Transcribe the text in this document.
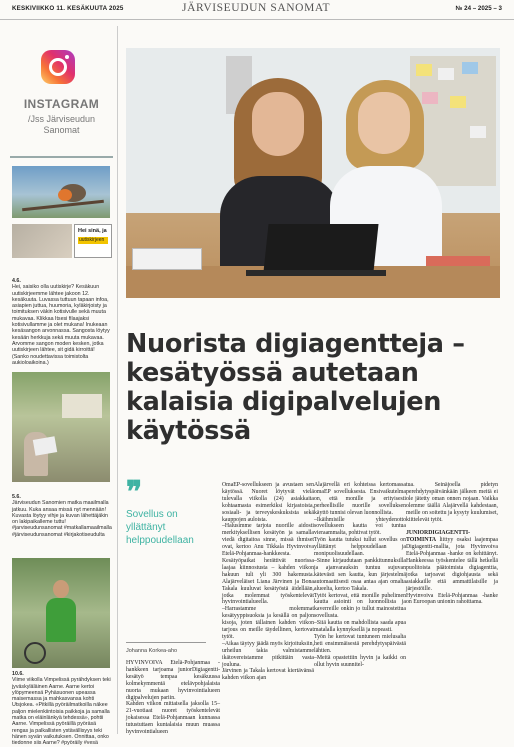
KESKIVIIKKO 11. KESÄKUUTA 2025	JÄRVISEUDUN SANOMAT	№ 24 – 2025 – 3
INSTAGRAM
/Jss Järviseudun Sanomat
Hei sinä, ja
uutiskirjeen
4.6.
Hei, saisiko olla uutiskirje? Kesäkuun uutiskirjeemme lähtee jakoon 12. kesäkuuta. Luvassa tuttuun tapaan infoa, asiapien juttua, huumoria, kyläkirjoisty ja toimituksen väkin kotisivulle sekä muuta mukavaa. Klikkaa Itsesi filaajaksi kotisivullamme ja olet mukana! Inukeaan kesäsangon arvonnassa. Sangosta löytyy kesään herkkuja sekä muuta mukavaa. Arvomme sangon moden kesken, jotka uutiskirjeen lähtee, sit gidä kirroittä! (Sanko noudettavissa toimistolta aukioloaikoina.)
5.6.
Järviseudun Sanomien matka maailmalla jatkuu. Kuka ansaa missä nyt mennään! Kuvasta löytyy vihje ja kuvan lähettäjäkin on lakipaikalleme tuttu! #jarviseudunsanomat #matkallamaailmalla #järviseudunsanomat #kirjakotiseudulta
10.6.
Viime viikolla Vimpelissä pyrähdyksen teki jyväskyläläinen Aarne. Aarne kertoi ylöpymeensä Pyhäsuonen upeassa maisemassa ja mahkasvansa kohti Utsjokea. «Pitkillä pyöräilmatkoilla näkee paljon mielenkiintoisia paikkoja ja samalla matka on eläinlänkyä tehdessä», pohtii Aarne. Vimpelissä pyöräillä pyöräsä rengas ja palkallisten ystävällisyys teki hänen syvän vaikutuksen. Onnittaa, onko tiedonne siis Aarne? #pyöräily #vesä
Nuorista digiagentteja – kesätyössä autetaan kalaisia digipalvelujen käytössä
❞
Sovellus on yllättänyt helppoudellaan
Johanna Korkea-aho
HYVINVOIVA Etelä-Pohjanmaa -hankkeen tarjoama juniorDigiagentti-kesätyö tempaa kesäkuussa kolmekymmentä etelävpohjalaista nuorta mukaan hyvinvointialueen digipalvelujen pariin.
Kahden viikon mittaisella jaksolla 15–21-vuotiaat nuoret työskentelevät jokaisessa Etelä-Pohjanmaan kunnassa tutustuttaen kuntalaisia muun muassa hyvinvointialueen
OmaEP-sovellukseen ja avustaen sen käytössä. Nuoret löytyvät vielä tulevalla viikolla (24) asiakkaita kohtaamasta esimerkiksi kirjastoista, sosiaali- ja terveyskeskuksista sekä kauppojen auloista.
–Halusimme tarjota nuorille aidosti merkityksellisen kesätyön ja samalla viedä digitaitoa sinne, missä ihmiset ovat, kertoo Anu Tikkala Hyvinvoiva Etelä-Pohjanmaa-hankkeesta.
Kesätyöpaikat herättivät nuorissa laajaa kiinnostusta – kahden viikon hakuun tuli yli 300 hakemusta. Alajärveläiset Liana Järvinen ja Bona Takala kuuluvat kesätyöstä äidellään, jotka molemmat työskentelevät hyvinvointialueella.
–Harrastamme molemmat kesätyyppisuoksia ja kesällä on paljon kisoja, joten tällainen kahden viikon tarjous on meille täydellinen, kertovat tytöt.
–Aikaa täytyy jäädä myös kirjoituksiin, urheilun takia valmistamme ikätovereistamme pitkittäin vasta jouluna.
Järvinen ja Takala kertovat kiertävänsä kahden viikon ajan
Alajärvellä eri kohteissa kertomassa omaEP sovelluksesta. Ensivaikutelma on, että monille ja erityisesti perheellisille nuorille sovelluksen käyttö tunnisi olevan luonnollista.
–Ikäihmisille yhteydenotto sovellukseen kautta voi tuntua vieraammalta, pohtivat tytöt.
Työn kautta tutuksi tullut sovellus on yllättänyt helppoudellaan ja monipuolisuudellaan.
–Sinne kirjaudutaan pankkitunnuksilla ja ajanvarauksin tuntuu sujuvan kätevästi sen kautta, kun järjestelmä automaattisesti osaa antaa ajan omalta alueelta, kertoo Takala.
Tytöt kertovat, että monille puhelimen kautta asiointi on luonnollista ja kaverreille onkin jo tullut mainostettua sovellusta.
–Siiä kautta on mahdollista saada apua matalalla kynnyksellä ja nopeasti.
Työn he kertovat tuntuneen mielusalta heti ensimmäisestä perehdytyspäivästä lähtien.
–Meitä opastettiin hyvin ja kaikki on ollut hyvin suunnitel-
tua. Seinäjoella pidetyn perehdytyspäivänkään jälkeen meitä ei ole jätetty oman onnen nojaan. Vaikka olemme täällä Alajärvellä kahdestaan, meille on soitettu ja kysyty kuulumiset, kiittelevät tytöt.

JUNIORDIGIAGENTTI-TOIMINTA liittyy osaksi laajempaa Digiagentti-mallia, jota Hyvinvoiva Etelä-Pohjanmaa -hanke on kehittänyt. Hankkeessa työskentelee tällä hetkellä puolitoista päätoimista digiagenttia, jotka tarjoavat digiohjausta sekä asiakkaille että ammattilaisille ja järjestöille.
Hyvinvoiva Etelä-Pohjanmaa -hanke on Euroopan unionin rahoittama.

┄┄┄┄┄┄┄┄┄┄

▶ Requirement
Output the records above exactly; leave out the pictures.

▶ Exercise output
Transcribe the text in this document.
KESKIVIIKKO 11. KESÄKUUTA 2025	JÄRVISEUDUN SANOMAT	№ 24 – 2025 – 3
INSTAGRAM
/Jss Järviseudun Sanomat
Hei sinä, ja
uutiskirjeen
4.6.
Hei, saisiko olla uutiskirje? Kesäkuun uutiskirjeemme lähtee jakoon 12. kesäkuuta. Luvassa tuttuun tapaan infoa, asiapien juttua, huumoria, kyläkirjoisty ja toimituksen väkin kotisivulle sekä muuta mukavaa. Klikkaa Itsesi filaajaksi kotisivullamme ja olet mukana! Inukeaan kesäsangon arvonnassa. Sangosta löytyy kesään herkkuja sekä muuta mukavaa. Arvomme sangon moden kesken, jotka uutiskirjeen lähtee, sit gidä kirroittä! (Sanko noudettavissa toimistolta aukioloaikoina.)
5.6.
Järviseudun Sanomien matka maailmalla jatkuu. Kuka ansaa missä nyt mennään! Kuvasta löytyy vihje ja kuvan lähettäjäkin on lakipaikalleme tuttu! #jarviseudunsanomat #matkallamaailmalla #järviseudunsanomat #kirjakotiseudulta
10.6.
Viime viikolla Vimpelissä pyrähdyksen teki jyväskyläläinen Aarne. Aarne kertoi ylöpymeensä Pyhäsuonen upeassa maisemassa ja mahkasvansa kohti Utsjokea. «Pitkillä pyöräilmatkoilla näkee paljon mielenkiintoisia paikkoja ja samalla matka on eläinlänkyä tehdessä», pohtii Aarne. Vimpelissä pyöräillä pyöräsä rengas ja palkallisten ystävällisyys teki hänen syvän vaikutuksen. Onnittaa, onko tiedonne siis Aarne? #pyöräily #vesä
Nuorista digiagentteja – kesätyössä autetaan kalaisia digipalvelujen käytössä
❞
Sovellus on yllättänyt helppoudellaan
Johanna Korkea-aho
HYVINVOIVA Etelä-Pohjanmaa -hankkeen tarjoama juniorDigiagentti-kesätyö tempaa kesäkuussa kolmekymmentä etelävpohjalaista nuorta mukaan hyvinvointialueen digipalvelujen pariin.
Kahden viikon mittaisella jaksolla 15–21-vuotiaat nuoret työskentelevät jokaisessa Etelä-Pohjanmaan kunnassa tutustuttaen kuntalaisia muun muassa hyvinvointialueen
OmaEP-sovellukseen ja avustaen sen käytössä. Nuoret löytyvät vielä tulevalla viikolla (24) asiakkaita kohtaamasta esimerkiksi kirjastoista, sosiaali- ja terveyskeskuksista sekä kauppojen auloista.
–Halusimme tarjota nuorille aidosti merkityksellisen kesätyön ja samalla viedä digitaitoa sinne, missä ihmiset ovat, kertoo Anu Tikkala Hyvinvoiva Etelä-Pohjanmaa-hankkeesta.
Kesätyöpaikat herättivät nuorissa laajaa kiinnostusta – kahden viikon hakuun tuli yli 300 hakemusta. Alajärveläiset Liana Järvinen ja Bona Takala kuuluvat kesätyöstä äidellään, jotka molemmat työskentelevät hyvinvointialueella.
–Harrastamme molemmat kesätyyppisuoksia ja kesällä on paljon kisoja, joten tällainen kahden viikon tarjous on meille täydellinen, kertovat tytöt.
–Aikaa täytyy jäädä myös kirjoituksiin, urheilun takia valmistamme ikätovereistamme pitkittäin vasta jouluna.
Järvinen ja Takala kertovat kiertävänsä kahden viikon ajan
Alajärvellä eri kohteissa kertomassa omaEP sovelluksesta. Ensivaikutelma on, että monille ja erityisesti perheellisille nuorille sovelluksen käyttö tunnisi olevan luonnollista.
–Ikäihmisille yhteydenotto sovellukseen kautta voi tuntua vieraammalta, pohtivat tytöt.
Työn kautta tutuksi tullut sovellus on yllättänyt helppoudellaan ja monipuolisuudellaan.
–Sinne kirjaudutaan pankkitunnuksilla ja ajanvarauksin tuntuu sujuvan kätevästi sen kautta, kun järjestelmä automaattisesti osaa antaa ajan omalta alueelta, kertoo Takala.
Tytöt kertovat, että monille puhelimen kautta asiointi on luonnollista ja kaverreille onkin jo tullut mainostettua sovellusta.
–Siiä kautta on mahdollista saada apua matalalla kynnyksellä ja nopeasti.
Työn he kertovat tuntuneen mielusalta heti ensimmäisestä perehdytyspäivästä lähtien.
–Meitä opastettiin hyvin ja kaikki on ollut hyvin suunnitel-
tua. Seinäjoella pidetyn perehdytyspäivänkään jälkeen meitä ei ole jätetty oman onnen nojaan. Vaikka olemme täällä Alajärvellä kahdestaan, meille on soitettu ja kysyty kuulumiset, kiittelevät tytöt.

JUNIORDIGIAGENTTI-TOIMINTA liittyy osaksi laajempaa Digiagentti-mallia, jota Hyvinvoiva Etelä-Pohjanmaa -hanke on kehittänyt. Hankkeessa työskentelee tällä hetkellä puolitoista päätoimista digiagenttia, jotka tarjoavat digiohjausta sekä asiakkaille että ammattilaisille ja järjestöille.
Hyvinvoiva Etelä-Pohjanmaa -hanke on Euroopan unionin rahoittama.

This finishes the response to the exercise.